Your objective ▸ The records that follow must be reproduced in full, exactly as written.

[Saved data entries]
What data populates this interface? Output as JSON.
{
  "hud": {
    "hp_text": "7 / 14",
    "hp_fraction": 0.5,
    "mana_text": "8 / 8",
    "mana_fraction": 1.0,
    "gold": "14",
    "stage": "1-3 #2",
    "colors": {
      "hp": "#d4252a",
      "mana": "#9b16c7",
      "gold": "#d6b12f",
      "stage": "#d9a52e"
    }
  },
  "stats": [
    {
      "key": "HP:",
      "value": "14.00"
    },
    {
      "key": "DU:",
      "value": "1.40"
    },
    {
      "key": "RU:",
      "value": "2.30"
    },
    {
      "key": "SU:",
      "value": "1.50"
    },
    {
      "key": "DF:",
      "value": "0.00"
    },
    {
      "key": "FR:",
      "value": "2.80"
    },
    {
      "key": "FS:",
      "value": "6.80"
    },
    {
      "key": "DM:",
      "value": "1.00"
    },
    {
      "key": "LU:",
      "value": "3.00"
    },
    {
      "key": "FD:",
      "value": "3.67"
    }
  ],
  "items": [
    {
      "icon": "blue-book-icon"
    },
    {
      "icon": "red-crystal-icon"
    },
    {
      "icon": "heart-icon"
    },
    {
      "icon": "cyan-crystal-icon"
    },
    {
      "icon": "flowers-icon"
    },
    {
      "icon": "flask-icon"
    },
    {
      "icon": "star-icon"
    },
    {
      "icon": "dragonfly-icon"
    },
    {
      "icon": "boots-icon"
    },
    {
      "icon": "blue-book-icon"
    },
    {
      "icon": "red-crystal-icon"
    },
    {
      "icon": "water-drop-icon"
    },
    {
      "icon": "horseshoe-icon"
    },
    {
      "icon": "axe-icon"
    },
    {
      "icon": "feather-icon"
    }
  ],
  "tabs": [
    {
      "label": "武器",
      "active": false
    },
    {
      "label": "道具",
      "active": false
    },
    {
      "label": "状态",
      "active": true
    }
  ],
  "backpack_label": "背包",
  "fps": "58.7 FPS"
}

Solution to this task ▸
What data populates this interface? Output as JSON.
{
  "hud": {
    "hp_text": "7 / 14",
    "hp_fraction": 0.5,
    "mana_text": "8 / 8",
    "mana_fraction": 1.0,
    "gold": "14",
    "stage": "1-3 #2",
    "colors": {
      "hp": "#d4252a",
      "mana": "#9b16c7",
      "gold": "#d6b12f",
      "stage": "#d9a52e"
    }
  },
  "stats": [
    {
      "key": "HP:",
      "value": "14.00"
    },
    {
      "key": "DU:",
      "value": "1.40"
    },
    {
      "key": "RU:",
      "value": "2.30"
    },
    {
      "key": "SU:",
      "value": "1.50"
    },
    {
      "key": "DF:",
      "value": "0.00"
    },
    {
      "key": "FR:",
      "value": "2.80"
    },
    {
      "key": "FS:",
      "value": "6.80"
    },
    {
      "key": "DM:",
      "value": "1.00"
    },
    {
      "key": "LU:",
      "value": "3.00"
    },
    {
      "key": "FD:",
      "value": "3.67"
    }
  ],
  "items": [
    {
      "icon": "blue-book-icon"
    },
    {
      "icon": "red-crystal-icon"
    },
    {
      "icon": "heart-icon"
    },
    {
      "icon": "cyan-crystal-icon"
    },
    {
      "icon": "flowers-icon"
    },
    {
      "icon": "flask-icon"
    },
    {
      "icon": "star-icon"
    },
    {
      "icon": "dragonfly-icon"
    },
    {
      "icon": "boots-icon"
    },
    {
      "icon": "blue-book-icon"
    },
    {
      "icon": "red-crystal-icon"
    },
    {
      "icon": "water-drop-icon"
    },
    {
      "icon": "horseshoe-icon"
    },
    {
      "icon": "axe-icon"
    },
    {
      "icon": "feather-icon"
    }
  ],
  "tabs": [
    {
      "label": "武器",
      "active": false
    },
    {
      "label": "道具",
      "active": false
    },
    {
      "label": "状态",
      "active": true
    }
  ],
  "backpack_label": "背包",
  "fps": "58.7 FPS"
}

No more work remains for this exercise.